Data items
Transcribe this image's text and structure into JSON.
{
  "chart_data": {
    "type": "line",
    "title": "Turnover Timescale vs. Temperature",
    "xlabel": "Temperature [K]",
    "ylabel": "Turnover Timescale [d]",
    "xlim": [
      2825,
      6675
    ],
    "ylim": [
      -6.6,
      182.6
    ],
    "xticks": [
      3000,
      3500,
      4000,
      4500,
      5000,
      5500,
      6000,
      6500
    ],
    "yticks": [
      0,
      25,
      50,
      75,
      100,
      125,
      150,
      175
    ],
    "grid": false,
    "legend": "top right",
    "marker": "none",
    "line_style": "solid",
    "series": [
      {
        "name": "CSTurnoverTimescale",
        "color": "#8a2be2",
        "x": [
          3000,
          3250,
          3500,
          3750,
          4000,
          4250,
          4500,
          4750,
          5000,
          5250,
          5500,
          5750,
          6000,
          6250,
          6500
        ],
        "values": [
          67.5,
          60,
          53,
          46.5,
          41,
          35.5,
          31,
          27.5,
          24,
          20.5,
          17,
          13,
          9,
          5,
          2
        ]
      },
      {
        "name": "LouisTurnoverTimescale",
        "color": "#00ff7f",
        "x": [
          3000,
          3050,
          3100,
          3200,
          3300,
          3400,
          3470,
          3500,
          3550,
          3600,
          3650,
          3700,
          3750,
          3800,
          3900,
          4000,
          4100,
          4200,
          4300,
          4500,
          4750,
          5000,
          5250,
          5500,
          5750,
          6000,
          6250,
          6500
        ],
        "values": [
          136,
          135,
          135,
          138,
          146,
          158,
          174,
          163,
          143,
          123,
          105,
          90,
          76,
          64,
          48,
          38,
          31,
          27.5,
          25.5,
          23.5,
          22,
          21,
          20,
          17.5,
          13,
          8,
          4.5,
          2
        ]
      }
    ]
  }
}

▸ The request: Extract all lines of the records above that include "Temperature".

▸ Right answer:
    "title": "Turnover Timescale vs. Temperature",
    "xlabel": "Temperature [K]",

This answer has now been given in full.